## begin Stored data

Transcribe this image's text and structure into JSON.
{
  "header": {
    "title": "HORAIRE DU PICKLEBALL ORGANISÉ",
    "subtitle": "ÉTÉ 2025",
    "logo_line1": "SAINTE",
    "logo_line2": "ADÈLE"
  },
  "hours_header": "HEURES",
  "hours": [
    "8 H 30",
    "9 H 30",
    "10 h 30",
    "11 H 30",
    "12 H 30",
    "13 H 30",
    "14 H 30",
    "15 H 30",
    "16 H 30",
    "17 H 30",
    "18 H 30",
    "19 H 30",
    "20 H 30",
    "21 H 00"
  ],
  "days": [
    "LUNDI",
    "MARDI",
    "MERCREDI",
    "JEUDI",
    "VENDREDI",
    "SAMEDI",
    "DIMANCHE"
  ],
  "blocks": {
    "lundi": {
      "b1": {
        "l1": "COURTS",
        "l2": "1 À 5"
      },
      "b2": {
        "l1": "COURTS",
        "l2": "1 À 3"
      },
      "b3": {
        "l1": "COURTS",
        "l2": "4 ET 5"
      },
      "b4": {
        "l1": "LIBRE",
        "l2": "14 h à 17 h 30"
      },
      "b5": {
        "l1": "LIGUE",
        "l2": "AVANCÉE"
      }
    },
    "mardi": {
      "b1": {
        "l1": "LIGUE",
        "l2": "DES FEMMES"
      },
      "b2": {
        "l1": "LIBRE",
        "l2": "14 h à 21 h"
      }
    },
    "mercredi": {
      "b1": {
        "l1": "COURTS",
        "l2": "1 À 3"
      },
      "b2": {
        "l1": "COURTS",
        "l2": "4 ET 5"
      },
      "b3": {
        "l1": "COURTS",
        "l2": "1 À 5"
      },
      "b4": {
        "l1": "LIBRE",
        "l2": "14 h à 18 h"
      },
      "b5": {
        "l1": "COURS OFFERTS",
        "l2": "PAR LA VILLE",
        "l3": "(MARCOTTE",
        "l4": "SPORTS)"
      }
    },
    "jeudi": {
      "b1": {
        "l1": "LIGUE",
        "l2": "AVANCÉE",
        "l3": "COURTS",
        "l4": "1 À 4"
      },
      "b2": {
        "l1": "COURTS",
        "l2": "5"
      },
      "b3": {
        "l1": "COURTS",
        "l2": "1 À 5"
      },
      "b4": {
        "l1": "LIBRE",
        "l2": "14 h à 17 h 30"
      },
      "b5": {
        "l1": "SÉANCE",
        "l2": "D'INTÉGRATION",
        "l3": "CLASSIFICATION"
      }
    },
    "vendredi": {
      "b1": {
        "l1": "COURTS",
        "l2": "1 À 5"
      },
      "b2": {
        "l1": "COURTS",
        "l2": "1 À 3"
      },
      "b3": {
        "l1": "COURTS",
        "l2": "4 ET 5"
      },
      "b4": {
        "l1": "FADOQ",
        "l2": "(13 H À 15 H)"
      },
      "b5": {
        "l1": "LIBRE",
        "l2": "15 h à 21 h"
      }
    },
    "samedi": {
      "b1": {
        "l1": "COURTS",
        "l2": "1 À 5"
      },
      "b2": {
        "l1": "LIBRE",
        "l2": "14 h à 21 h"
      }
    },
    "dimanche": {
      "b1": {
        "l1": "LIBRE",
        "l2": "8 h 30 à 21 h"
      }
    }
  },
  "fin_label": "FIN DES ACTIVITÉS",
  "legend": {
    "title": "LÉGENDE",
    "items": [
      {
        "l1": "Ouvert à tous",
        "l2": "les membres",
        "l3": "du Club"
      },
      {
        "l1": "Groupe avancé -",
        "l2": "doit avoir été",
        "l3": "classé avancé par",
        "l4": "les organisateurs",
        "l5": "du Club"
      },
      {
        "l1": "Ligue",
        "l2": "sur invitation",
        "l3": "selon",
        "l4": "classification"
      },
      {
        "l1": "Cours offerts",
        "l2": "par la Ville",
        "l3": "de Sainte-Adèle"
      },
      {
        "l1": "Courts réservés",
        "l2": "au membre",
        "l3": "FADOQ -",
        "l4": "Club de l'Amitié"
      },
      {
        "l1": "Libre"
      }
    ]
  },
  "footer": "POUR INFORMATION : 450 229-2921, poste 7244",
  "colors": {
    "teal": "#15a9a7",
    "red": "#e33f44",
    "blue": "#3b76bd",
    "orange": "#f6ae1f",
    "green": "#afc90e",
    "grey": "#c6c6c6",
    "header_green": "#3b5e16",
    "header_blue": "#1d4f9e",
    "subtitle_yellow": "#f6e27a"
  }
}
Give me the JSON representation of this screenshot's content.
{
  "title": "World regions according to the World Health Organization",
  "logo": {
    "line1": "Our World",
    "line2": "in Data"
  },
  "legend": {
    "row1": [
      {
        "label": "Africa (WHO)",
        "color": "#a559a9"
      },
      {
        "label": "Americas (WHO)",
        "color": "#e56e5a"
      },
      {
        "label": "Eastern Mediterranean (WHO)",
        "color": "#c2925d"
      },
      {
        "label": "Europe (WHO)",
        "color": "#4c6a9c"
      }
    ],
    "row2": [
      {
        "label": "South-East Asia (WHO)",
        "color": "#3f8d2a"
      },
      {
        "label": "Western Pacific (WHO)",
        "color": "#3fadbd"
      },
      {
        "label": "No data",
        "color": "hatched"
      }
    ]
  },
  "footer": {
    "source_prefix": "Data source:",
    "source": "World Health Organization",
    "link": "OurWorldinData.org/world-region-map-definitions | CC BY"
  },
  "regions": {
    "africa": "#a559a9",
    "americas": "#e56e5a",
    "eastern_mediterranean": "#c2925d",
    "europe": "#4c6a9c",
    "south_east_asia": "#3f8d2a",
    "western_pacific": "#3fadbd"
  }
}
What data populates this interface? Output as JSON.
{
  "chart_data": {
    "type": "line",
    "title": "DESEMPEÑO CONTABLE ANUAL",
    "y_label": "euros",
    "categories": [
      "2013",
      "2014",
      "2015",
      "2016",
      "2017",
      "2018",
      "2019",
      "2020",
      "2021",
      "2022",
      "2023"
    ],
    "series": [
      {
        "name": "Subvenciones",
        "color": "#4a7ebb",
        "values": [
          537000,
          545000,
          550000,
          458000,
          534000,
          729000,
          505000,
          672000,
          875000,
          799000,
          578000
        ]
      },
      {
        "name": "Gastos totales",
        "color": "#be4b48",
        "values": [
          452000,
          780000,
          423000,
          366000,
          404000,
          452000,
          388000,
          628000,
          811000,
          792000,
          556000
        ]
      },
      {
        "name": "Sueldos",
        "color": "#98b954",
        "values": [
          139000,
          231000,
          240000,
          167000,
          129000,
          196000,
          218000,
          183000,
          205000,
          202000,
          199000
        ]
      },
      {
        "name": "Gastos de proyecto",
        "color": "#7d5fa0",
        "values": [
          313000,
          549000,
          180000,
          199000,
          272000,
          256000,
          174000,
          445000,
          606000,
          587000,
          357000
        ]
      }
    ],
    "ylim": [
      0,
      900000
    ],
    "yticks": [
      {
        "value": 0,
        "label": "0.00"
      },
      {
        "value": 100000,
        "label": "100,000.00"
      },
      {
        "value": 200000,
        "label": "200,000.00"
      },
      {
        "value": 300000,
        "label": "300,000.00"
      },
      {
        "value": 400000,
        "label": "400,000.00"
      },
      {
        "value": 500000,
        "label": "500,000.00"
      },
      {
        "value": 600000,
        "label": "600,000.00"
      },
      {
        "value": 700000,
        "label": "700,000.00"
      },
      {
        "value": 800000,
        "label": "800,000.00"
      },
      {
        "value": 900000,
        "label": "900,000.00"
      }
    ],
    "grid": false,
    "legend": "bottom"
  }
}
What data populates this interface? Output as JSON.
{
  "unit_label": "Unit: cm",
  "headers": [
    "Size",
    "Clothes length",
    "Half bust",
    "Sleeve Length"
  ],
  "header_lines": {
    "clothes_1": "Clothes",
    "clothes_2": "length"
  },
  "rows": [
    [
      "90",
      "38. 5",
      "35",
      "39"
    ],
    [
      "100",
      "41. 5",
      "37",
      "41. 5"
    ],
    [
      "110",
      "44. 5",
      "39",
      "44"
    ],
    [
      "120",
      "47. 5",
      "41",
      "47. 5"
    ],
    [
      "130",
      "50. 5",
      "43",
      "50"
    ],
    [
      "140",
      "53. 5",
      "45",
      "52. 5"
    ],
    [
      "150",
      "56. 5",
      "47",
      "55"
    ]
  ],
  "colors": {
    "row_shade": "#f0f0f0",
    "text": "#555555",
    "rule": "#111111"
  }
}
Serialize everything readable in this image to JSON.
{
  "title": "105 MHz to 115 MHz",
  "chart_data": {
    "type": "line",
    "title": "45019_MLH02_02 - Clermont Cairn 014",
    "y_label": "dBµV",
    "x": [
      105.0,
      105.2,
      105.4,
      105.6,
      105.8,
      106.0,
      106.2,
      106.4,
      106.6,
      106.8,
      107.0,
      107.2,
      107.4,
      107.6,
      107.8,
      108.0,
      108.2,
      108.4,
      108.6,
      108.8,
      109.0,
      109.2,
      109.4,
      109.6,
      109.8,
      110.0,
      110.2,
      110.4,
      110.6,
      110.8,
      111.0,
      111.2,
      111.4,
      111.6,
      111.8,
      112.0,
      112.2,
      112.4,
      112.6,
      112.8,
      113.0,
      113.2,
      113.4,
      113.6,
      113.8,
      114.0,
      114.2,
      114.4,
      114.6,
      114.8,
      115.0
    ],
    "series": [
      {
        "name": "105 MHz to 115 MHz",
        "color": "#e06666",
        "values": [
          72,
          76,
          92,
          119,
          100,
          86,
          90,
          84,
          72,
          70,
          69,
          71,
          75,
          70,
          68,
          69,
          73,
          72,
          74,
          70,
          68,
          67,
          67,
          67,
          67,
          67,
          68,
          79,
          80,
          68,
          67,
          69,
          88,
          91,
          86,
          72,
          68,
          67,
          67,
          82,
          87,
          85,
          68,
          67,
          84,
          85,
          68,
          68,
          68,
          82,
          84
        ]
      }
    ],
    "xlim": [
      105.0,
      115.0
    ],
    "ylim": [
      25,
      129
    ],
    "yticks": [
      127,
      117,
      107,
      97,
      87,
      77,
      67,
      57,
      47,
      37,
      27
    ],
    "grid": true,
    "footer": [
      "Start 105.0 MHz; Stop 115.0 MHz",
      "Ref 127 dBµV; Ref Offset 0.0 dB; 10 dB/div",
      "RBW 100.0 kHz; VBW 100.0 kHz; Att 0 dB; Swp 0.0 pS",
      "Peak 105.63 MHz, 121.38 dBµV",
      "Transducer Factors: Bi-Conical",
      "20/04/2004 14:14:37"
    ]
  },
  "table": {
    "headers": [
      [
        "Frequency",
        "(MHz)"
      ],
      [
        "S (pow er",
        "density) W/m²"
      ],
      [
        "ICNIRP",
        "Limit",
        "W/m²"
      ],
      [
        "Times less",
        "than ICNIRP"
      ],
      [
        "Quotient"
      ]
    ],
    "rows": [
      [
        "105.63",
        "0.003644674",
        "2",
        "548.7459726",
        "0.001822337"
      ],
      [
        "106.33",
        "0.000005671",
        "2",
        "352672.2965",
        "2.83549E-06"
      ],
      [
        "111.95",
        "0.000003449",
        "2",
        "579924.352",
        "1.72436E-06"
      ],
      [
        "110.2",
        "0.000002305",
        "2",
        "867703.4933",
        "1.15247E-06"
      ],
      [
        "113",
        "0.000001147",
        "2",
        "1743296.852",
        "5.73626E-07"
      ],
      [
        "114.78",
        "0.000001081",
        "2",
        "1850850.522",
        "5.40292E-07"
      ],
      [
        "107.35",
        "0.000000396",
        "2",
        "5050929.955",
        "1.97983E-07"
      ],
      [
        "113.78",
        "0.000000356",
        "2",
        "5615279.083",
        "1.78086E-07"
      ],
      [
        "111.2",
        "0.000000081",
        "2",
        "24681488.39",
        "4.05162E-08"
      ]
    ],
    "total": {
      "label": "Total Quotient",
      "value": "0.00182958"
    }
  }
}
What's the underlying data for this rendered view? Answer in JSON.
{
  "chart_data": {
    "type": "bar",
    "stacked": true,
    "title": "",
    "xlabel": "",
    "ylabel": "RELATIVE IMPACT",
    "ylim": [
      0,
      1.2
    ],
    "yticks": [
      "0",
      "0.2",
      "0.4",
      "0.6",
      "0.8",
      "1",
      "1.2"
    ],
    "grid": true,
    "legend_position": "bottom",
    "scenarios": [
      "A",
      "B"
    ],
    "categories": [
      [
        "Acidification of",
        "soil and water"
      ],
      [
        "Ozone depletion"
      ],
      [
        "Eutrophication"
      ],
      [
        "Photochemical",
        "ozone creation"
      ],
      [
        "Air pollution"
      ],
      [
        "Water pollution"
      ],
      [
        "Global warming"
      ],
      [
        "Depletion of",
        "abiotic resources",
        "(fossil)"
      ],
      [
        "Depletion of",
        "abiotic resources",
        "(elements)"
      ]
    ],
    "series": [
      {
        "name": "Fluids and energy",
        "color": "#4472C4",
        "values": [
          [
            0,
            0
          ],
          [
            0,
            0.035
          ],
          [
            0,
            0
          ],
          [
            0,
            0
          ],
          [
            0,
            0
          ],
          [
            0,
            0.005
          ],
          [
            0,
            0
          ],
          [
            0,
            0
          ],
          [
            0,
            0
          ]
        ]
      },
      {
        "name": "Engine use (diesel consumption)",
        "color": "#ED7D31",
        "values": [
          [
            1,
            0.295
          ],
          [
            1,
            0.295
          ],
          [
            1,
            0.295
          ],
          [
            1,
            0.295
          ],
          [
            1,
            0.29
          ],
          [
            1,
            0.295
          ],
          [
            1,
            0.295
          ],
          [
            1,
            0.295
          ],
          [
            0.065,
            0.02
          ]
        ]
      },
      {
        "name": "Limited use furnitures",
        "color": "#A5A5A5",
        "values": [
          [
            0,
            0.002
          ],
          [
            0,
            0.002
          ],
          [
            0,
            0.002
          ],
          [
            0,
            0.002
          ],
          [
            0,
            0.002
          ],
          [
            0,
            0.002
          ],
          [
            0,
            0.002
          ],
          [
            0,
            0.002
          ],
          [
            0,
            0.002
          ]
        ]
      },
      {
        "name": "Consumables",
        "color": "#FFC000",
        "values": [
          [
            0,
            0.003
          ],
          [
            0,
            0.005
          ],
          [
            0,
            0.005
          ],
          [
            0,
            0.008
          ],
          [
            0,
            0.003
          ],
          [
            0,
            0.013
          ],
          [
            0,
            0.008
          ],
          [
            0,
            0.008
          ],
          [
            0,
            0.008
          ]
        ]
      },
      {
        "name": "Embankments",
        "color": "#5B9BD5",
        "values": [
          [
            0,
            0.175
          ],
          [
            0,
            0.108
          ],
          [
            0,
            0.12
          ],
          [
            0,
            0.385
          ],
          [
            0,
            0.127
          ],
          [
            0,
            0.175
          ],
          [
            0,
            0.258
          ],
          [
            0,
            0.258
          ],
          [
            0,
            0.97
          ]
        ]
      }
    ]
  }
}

## end Stored data

● **Stated exercise**
From the records above, pull out every line containing the word "this".

● **Response to the task**
Transcribe this image's text and structure into JSON.
Give me the JSON representation of this screenshot's content.
What data populates this interface? Output as JSON.
What data populates this interface? Output as JSON.
Serialize everything readable in this image to JSON.
What's the underlying data for this rendered view? Answer in JSON.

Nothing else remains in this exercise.